_WHAT IS BEING ASKED_
The entries are to be returned exactly, with images left out.

Collected data entries:
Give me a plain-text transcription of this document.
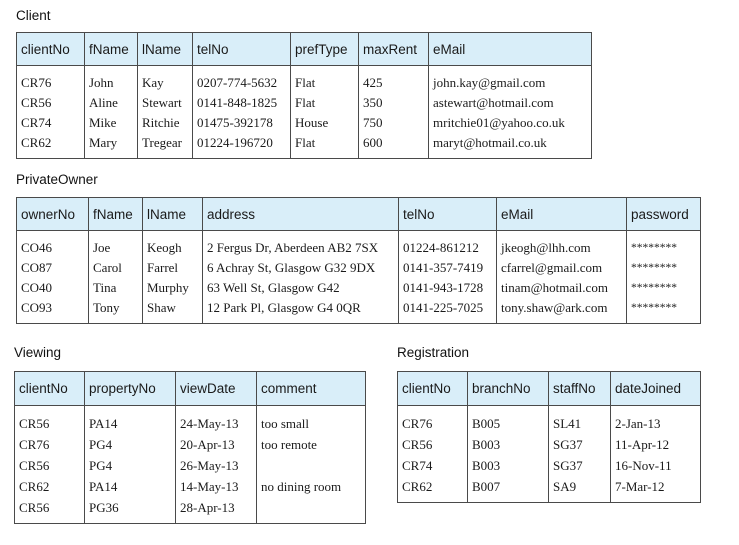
Client
clientNo	fName	lName	telNo	prefType	maxRent	eMail
CR76	John	Kay	0207-774-5632	Flat	425	john.kay@gmail.com
CR56	Aline	Stewart	0141-848-1825	Flat	350	astewart@hotmail.com
CR74	Mike	Ritchie	01475-392178	House	750	mritchie01@yahoo.co.uk
CR62	Mary	Tregear	01224-196720	Flat	600	maryt@hotmail.co.uk
PrivateOwner
ownerNo	fName	lName	address	telNo	eMail	password
CO46	Joe	Keogh	2 Fergus Dr, Aberdeen AB2 7SX	01224-861212	jkeogh@lhh.com	********
CO87	Carol	Farrel	6 Achray St, Glasgow G32 9DX	0141-357-7419	cfarrel@gmail.com	********
CO40	Tina	Murphy	63 Well St, Glasgow G42	0141-943-1728	tinam@hotmail.com	********
CO93	Tony	Shaw	12 Park Pl, Glasgow G4 0QR	0141-225-7025	tony.shaw@ark.com	********
Viewing
clientNo	propertyNo	viewDate	comment
CR56	PA14	24-May-13	too small
CR76	PG4	20-Apr-13	too remote
CR56	PG4	26-May-13	
CR62	PA14	14-May-13	no dining room
CR56	PG36	28-Apr-13	
Registration
clientNo	branchNo	staffNo	dateJoined
CR76	B005	SL41	2-Jan-13
CR56	B003	SG37	11-Apr-12
CR74	B003	SG37	16-Nov-11
CR62	B007	SA9	7-Mar-12
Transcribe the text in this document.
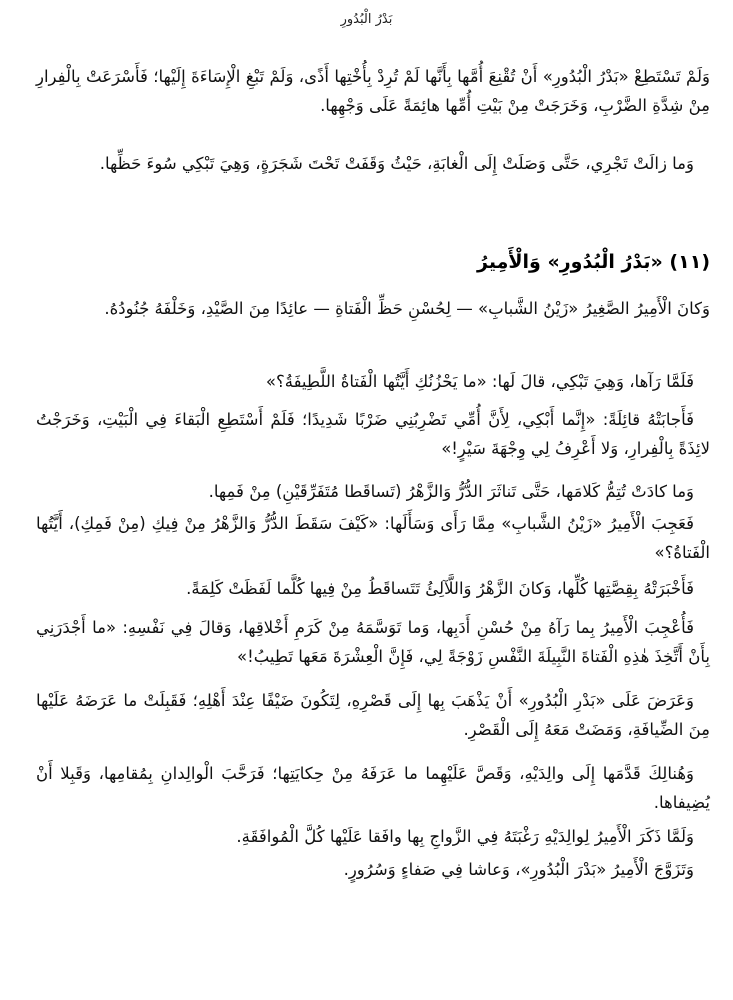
بَدْرُ الْبُدُورِ

وَلَمْ تَسْتَطِعْ «بَدْرُ الْبُدُورِ» أَنْ تُقْنِعَ أُمَّها بِأَنَّها لَمْ تُرِدْ بِأُخْتِها أَذًى، وَلَمْ تَبْغِ الْإِسَاءَةَ إِلَيْها؛ فَأَسْرَعَتْ بِالْفِرارِ مِنْ شِدَّةِ الضَّرْبِ، وَخَرَجَتْ مِنْ بَيْتِ أُمِّها هائِمَةً عَلَى وَجْهِها.

وَما زالَتْ تَجْرِي، حَتَّى وَصَلَتْ إِلَى الْغابَةِ، حَيْثُ وَقَفَتْ تَحْتَ شَجَرَةٍ، وَهِيَ تَبْكِي سُوءَ حَظِّها.

(١١) «بَدْرُ الْبُدُورِ» وَالْأَمِيرُ

وَكانَ الْأَمِيرُ الصَّغِيرُ «زَيْنُ الشَّبابِ» — لِحُسْنِ حَظِّ الْفَتاةِ — عائِدًا مِنَ الصَّيْدِ، وَخَلْفَهُ جُنُودُهُ.

فَلَمَّا رَآها، وَهِيَ تَبْكِي، قالَ لَها: «ما يَحْزُنُكِ أَيَّتُها الْفَتاةُ اللَّطِيفَةُ؟»

فَأَجابَتْهُ قائِلَةً: «إِنَّما أَبْكِي، لِأَنَّ أُمِّي تَضْرِبُنِي ضَرْبًا شَدِيدًا؛ فَلَمْ أَسْتَطِعِ الْبَقاءَ فِي الْبَيْتِ، وَخَرَجْتُ لائِذَةً بِالْفِرارِ، وَلا أَعْرِفُ لِي وِجْهَةَ سَيْرٍ!»

وَما كادَتْ تُتِمُّ كَلامَها، حَتَّى تَناثَرَ الدُّرُّ وَالزَّهْرُ (تَساقَطا مُتَفَرِّقَيْنِ) مِنْ فَمِها.

فَعَجِبَ الْأَمِيرُ «زَيْنُ الشَّبابِ» مِمَّا رَأَى وَسَأَلَها: «كَيْفَ سَقَطَ الدُّرُّ وَالزَّهْرُ مِنْ فِيكِ (مِنْ فَمِكِ)، أَيَّتُها الْفَتاةُ؟»

فَأَخْبَرَتْهُ بِقِصَّتِها كُلِّها، وَكانَ الزَّهْرُ وَاللَّآلِئُ تَتَساقَطُ مِنْ فِيها كُلَّما لَفَظَتْ كَلِمَةً.

فَأُعْجِبَ الْأَمِيرُ بِما رَآهُ مِنْ حُسْنِ أَدَبِها، وَما تَوَسَّمَهُ مِنْ كَرَمِ أَخْلاقِها، وَقالَ فِي نَفْسِهِ: «ما أَجْدَرَنِي بِأَنْ أَتَّخِذَ هٰذِهِ الْفَتاةَ النَّبِيلَةَ النَّفْسِ زَوْجَةً لِي، فَإِنَّ الْعِشْرَةَ مَعَها تَطِيبُ!»

وَعَرَضَ عَلَى «بَدْرِ الْبُدُورِ» أَنْ يَذْهَبَ بِها إِلَى قَصْرِهِ، لِتَكُونَ ضَيْفًا عِنْدَ أَهْلِهِ؛ فَقَبِلَتْ ما عَرَضَهُ عَلَيْها مِنَ الضِّيافَةِ، وَمَضَتْ مَعَهُ إِلَى الْقَصْرِ.

وَهُنالِكَ قَدَّمَها إِلَى والِدَيْهِ، وَقَصَّ عَلَيْهِما ما عَرَفَهُ مِنْ حِكايَتِها؛ فَرَحَّبَ الْوالِدانِ بِمُقامِها، وَقَبِلا أَنْ يُضِيفاها.

وَلَمَّا ذَكَرَ الْأَمِيرُ لِوالِدَيْهِ رَغْبَتَهُ فِي الزَّواجِ بِها وافَقا عَلَيْها كُلَّ الْمُوافَقَةِ.

وَتَزَوَّجَ الْأَمِيرُ «بَدْرَ الْبُدُورِ»، وَعاشا فِي صَفاءٍ وَسُرُورٍ.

_FULL RESPONSE_
Give me a plain-text transcription of this document.
Client
clientNo	fName	lName	telNo	prefType	maxRent	eMail
CR76	John	Kay	0207-774-5632	Flat	425	john.kay@gmail.com
CR56	Aline	Stewart	0141-848-1825	Flat	350	astewart@hotmail.com
CR74	Mike	Ritchie	01475-392178	House	750	mritchie01@yahoo.co.uk
CR62	Mary	Tregear	01224-196720	Flat	600	maryt@hotmail.co.uk
PrivateOwner
ownerNo	fName	lName	address	telNo	eMail	password
CO46	Joe	Keogh	2 Fergus Dr, Aberdeen AB2 7SX	01224-861212	jkeogh@lhh.com	********
CO87	Carol	Farrel	6 Achray St, Glasgow G32 9DX	0141-357-7419	cfarrel@gmail.com	********
CO40	Tina	Murphy	63 Well St, Glasgow G42	0141-943-1728	tinam@hotmail.com	********
CO93	Tony	Shaw	12 Park Pl, Glasgow G4 0QR	0141-225-7025	tony.shaw@ark.com	********
Viewing
clientNo	propertyNo	viewDate	comment
CR56	PA14	24-May-13	too small
CR76	PG4	20-Apr-13	too remote
CR56	PG4	26-May-13	
CR62	PA14	14-May-13	no dining room
CR56	PG36	28-Apr-13	
Registration
clientNo	branchNo	staffNo	dateJoined
CR76	B005	SL41	2-Jan-13
CR56	B003	SG37	11-Apr-12
CR74	B003	SG37	16-Nov-11
CR62	B007	SA9	7-Mar-12
Transcribe the text in this document.
بَدْرُ الْبُدُورِ

وَلَمْ تَسْتَطِعْ «بَدْرُ الْبُدُورِ» أَنْ تُقْنِعَ أُمَّها بِأَنَّها لَمْ تُرِدْ بِأُخْتِها أَذًى، وَلَمْ تَبْغِ الْإِسَاءَةَ إِلَيْها؛ فَأَسْرَعَتْ بِالْفِرارِ مِنْ شِدَّةِ الضَّرْبِ، وَخَرَجَتْ مِنْ بَيْتِ أُمِّها هائِمَةً عَلَى وَجْهِها.

وَما زالَتْ تَجْرِي، حَتَّى وَصَلَتْ إِلَى الْغابَةِ، حَيْثُ وَقَفَتْ تَحْتَ شَجَرَةٍ، وَهِيَ تَبْكِي سُوءَ حَظِّها.

(١١) «بَدْرُ الْبُدُورِ» وَالْأَمِيرُ

وَكانَ الْأَمِيرُ الصَّغِيرُ «زَيْنُ الشَّبابِ» — لِحُسْنِ حَظِّ الْفَتاةِ — عائِدًا مِنَ الصَّيْدِ، وَخَلْفَهُ جُنُودُهُ.

فَلَمَّا رَآها، وَهِيَ تَبْكِي، قالَ لَها: «ما يَحْزُنُكِ أَيَّتُها الْفَتاةُ اللَّطِيفَةُ؟»

فَأَجابَتْهُ قائِلَةً: «إِنَّما أَبْكِي، لِأَنَّ أُمِّي تَضْرِبُنِي ضَرْبًا شَدِيدًا؛ فَلَمْ أَسْتَطِعِ الْبَقاءَ فِي الْبَيْتِ، وَخَرَجْتُ لائِذَةً بِالْفِرارِ، وَلا أَعْرِفُ لِي وِجْهَةَ سَيْرٍ!»

وَما كادَتْ تُتِمُّ كَلامَها، حَتَّى تَناثَرَ الدُّرُّ وَالزَّهْرُ (تَساقَطا مُتَفَرِّقَيْنِ) مِنْ فَمِها.

فَعَجِبَ الْأَمِيرُ «زَيْنُ الشَّبابِ» مِمَّا رَأَى وَسَأَلَها: «كَيْفَ سَقَطَ الدُّرُّ وَالزَّهْرُ مِنْ فِيكِ (مِنْ فَمِكِ)، أَيَّتُها الْفَتاةُ؟»

فَأَخْبَرَتْهُ بِقِصَّتِها كُلِّها، وَكانَ الزَّهْرُ وَاللَّآلِئُ تَتَساقَطُ مِنْ فِيها كُلَّما لَفَظَتْ كَلِمَةً.

فَأُعْجِبَ الْأَمِيرُ بِما رَآهُ مِنْ حُسْنِ أَدَبِها، وَما تَوَسَّمَهُ مِنْ كَرَمِ أَخْلاقِها، وَقالَ فِي نَفْسِهِ: «ما أَجْدَرَنِي بِأَنْ أَتَّخِذَ هٰذِهِ الْفَتاةَ النَّبِيلَةَ النَّفْسِ زَوْجَةً لِي، فَإِنَّ الْعِشْرَةَ مَعَها تَطِيبُ!»

وَعَرَضَ عَلَى «بَدْرِ الْبُدُورِ» أَنْ يَذْهَبَ بِها إِلَى قَصْرِهِ، لِتَكُونَ ضَيْفًا عِنْدَ أَهْلِهِ؛ فَقَبِلَتْ ما عَرَضَهُ عَلَيْها مِنَ الضِّيافَةِ، وَمَضَتْ مَعَهُ إِلَى الْقَصْرِ.

وَهُنالِكَ قَدَّمَها إِلَى والِدَيْهِ، وَقَصَّ عَلَيْهِما ما عَرَفَهُ مِنْ حِكايَتِها؛ فَرَحَّبَ الْوالِدانِ بِمُقامِها، وَقَبِلا أَنْ يُضِيفاها.

وَلَمَّا ذَكَرَ الْأَمِيرُ لِوالِدَيْهِ رَغْبَتَهُ فِي الزَّواجِ بِها وافَقا عَلَيْها كُلَّ الْمُوافَقَةِ.

وَتَزَوَّجَ الْأَمِيرُ «بَدْرَ الْبُدُورِ»، وَعاشا فِي صَفاءٍ وَسُرُورٍ.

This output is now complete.